** Start Data to process **

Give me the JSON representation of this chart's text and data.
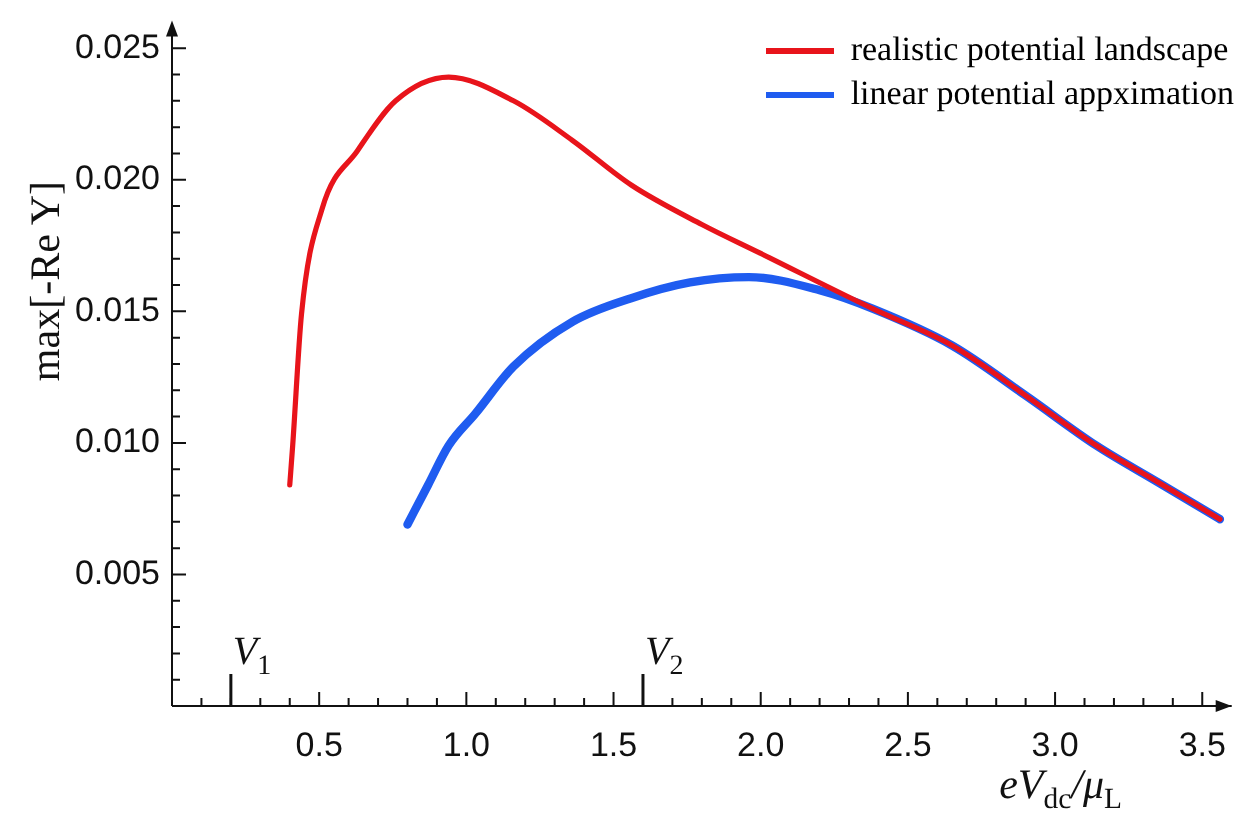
{
  "chart_data": {
    "type": "line",
    "xlabel": "eV$_{dc}$/μ$_{L}$",
    "ylabel": "max[-Re Y]",
    "xlim": [
      0,
      3.6
    ],
    "ylim": [
      0,
      0.0256
    ],
    "xticks": [
      {
        "value": 0.1,
        "label": null
      },
      {
        "value": 0.2,
        "label": null
      },
      {
        "value": 0.3,
        "label": null
      },
      {
        "value": 0.4,
        "label": null
      },
      {
        "value": 0.5,
        "label": "0.5"
      },
      {
        "value": 0.6,
        "label": null
      },
      {
        "value": 0.7,
        "label": null
      },
      {
        "value": 0.8,
        "label": null
      },
      {
        "value": 0.9,
        "label": null
      },
      {
        "value": 1.0,
        "label": "1.0"
      },
      {
        "value": 1.1,
        "label": null
      },
      {
        "value": 1.2,
        "label": null
      },
      {
        "value": 1.3,
        "label": null
      },
      {
        "value": 1.4,
        "label": null
      },
      {
        "value": 1.5,
        "label": "1.5"
      },
      {
        "value": 1.6,
        "label": null
      },
      {
        "value": 1.7,
        "label": null
      },
      {
        "value": 1.8,
        "label": null
      },
      {
        "value": 1.9,
        "label": null
      },
      {
        "value": 2.0,
        "label": "2.0"
      },
      {
        "value": 2.1,
        "label": null
      },
      {
        "value": 2.2,
        "label": null
      },
      {
        "value": 2.3,
        "label": null
      },
      {
        "value": 2.4,
        "label": null
      },
      {
        "value": 2.5,
        "label": "2.5"
      },
      {
        "value": 2.6,
        "label": null
      },
      {
        "value": 2.7,
        "label": null
      },
      {
        "value": 2.8,
        "label": null
      },
      {
        "value": 2.9,
        "label": null
      },
      {
        "value": 3.0,
        "label": "3.0"
      },
      {
        "value": 3.1,
        "label": null
      },
      {
        "value": 3.2,
        "label": null
      },
      {
        "value": 3.3,
        "label": null
      },
      {
        "value": 3.4,
        "label": null
      },
      {
        "value": 3.5,
        "label": "3.5"
      }
    ],
    "yticks": [
      {
        "value": 0.001,
        "label": null
      },
      {
        "value": 0.002,
        "label": null
      },
      {
        "value": 0.003,
        "label": null
      },
      {
        "value": 0.004,
        "label": null
      },
      0.005,
      {
        "value": 0.006,
        "label": null
      },
      {
        "value": 0.007,
        "label": null
      },
      {
        "value": 0.008,
        "label": null
      },
      {
        "value": 0.009,
        "label": null
      },
      {
        "value": 0.01,
        "label": "0.010"
      },
      {
        "value": 0.011,
        "label": null
      },
      {
        "value": 0.012,
        "label": null
      },
      {
        "value": 0.013,
        "label": null
      },
      {
        "value": 0.014,
        "label": null
      },
      0.015,
      {
        "value": 0.016,
        "label": null
      },
      {
        "value": 0.017,
        "label": null
      },
      {
        "value": 0.018,
        "label": null
      },
      {
        "value": 0.019,
        "label": null
      },
      {
        "value": 0.02,
        "label": "0.020"
      },
      {
        "value": 0.021,
        "label": null
      },
      {
        "value": 0.022,
        "label": null
      },
      {
        "value": 0.023,
        "label": null
      },
      {
        "value": 0.024,
        "label": null
      },
      0.025
    ],
    "grid": false,
    "legend": "top right",
    "marker": "none",
    "line_style": "solid",
    "ref_lines": [
      {
        "axis": "x",
        "value": 0.2,
        "label": "V$_{1}$"
      },
      {
        "axis": "x",
        "value": 1.6,
        "label": "V$_{2}$"
      }
    ],
    "series": [
      {
        "name": "realistic potential landscape",
        "color": "#e8141b",
        "x": [
          0.4,
          0.41,
          0.44,
          0.51,
          0.63,
          0.76,
          0.94,
          1.16,
          1.36,
          1.56,
          1.8,
          2.0,
          2.38,
          2.65,
          2.9,
          3.14,
          3.35,
          3.56
        ],
        "values": [
          0.0084,
          0.0099,
          0.0149,
          0.0189,
          0.0211,
          0.023,
          0.0239,
          0.023,
          0.0215,
          0.0198,
          0.0183,
          0.0172,
          0.0151,
          0.0137,
          0.0118,
          0.0099,
          0.0085,
          0.0071
        ]
      },
      {
        "name": "linear potential appximation",
        "color": "#1f5cf0",
        "x": [
          0.8,
          0.87,
          0.94,
          1.03,
          1.16,
          1.36,
          1.56,
          1.76,
          1.96,
          2.2,
          2.38,
          2.65,
          2.9,
          3.14,
          3.35,
          3.56
        ],
        "values": [
          0.0069,
          0.0084,
          0.0099,
          0.0111,
          0.0129,
          0.0146,
          0.0155,
          0.0161,
          0.0163,
          0.0158,
          0.0151,
          0.0137,
          0.0118,
          0.0099,
          0.0085,
          0.0071
        ]
      }
    ]
  }
}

** End Data to process **

The request: Only a number is wanted: how many lines of the material include the word "name".

Solution to this task: 2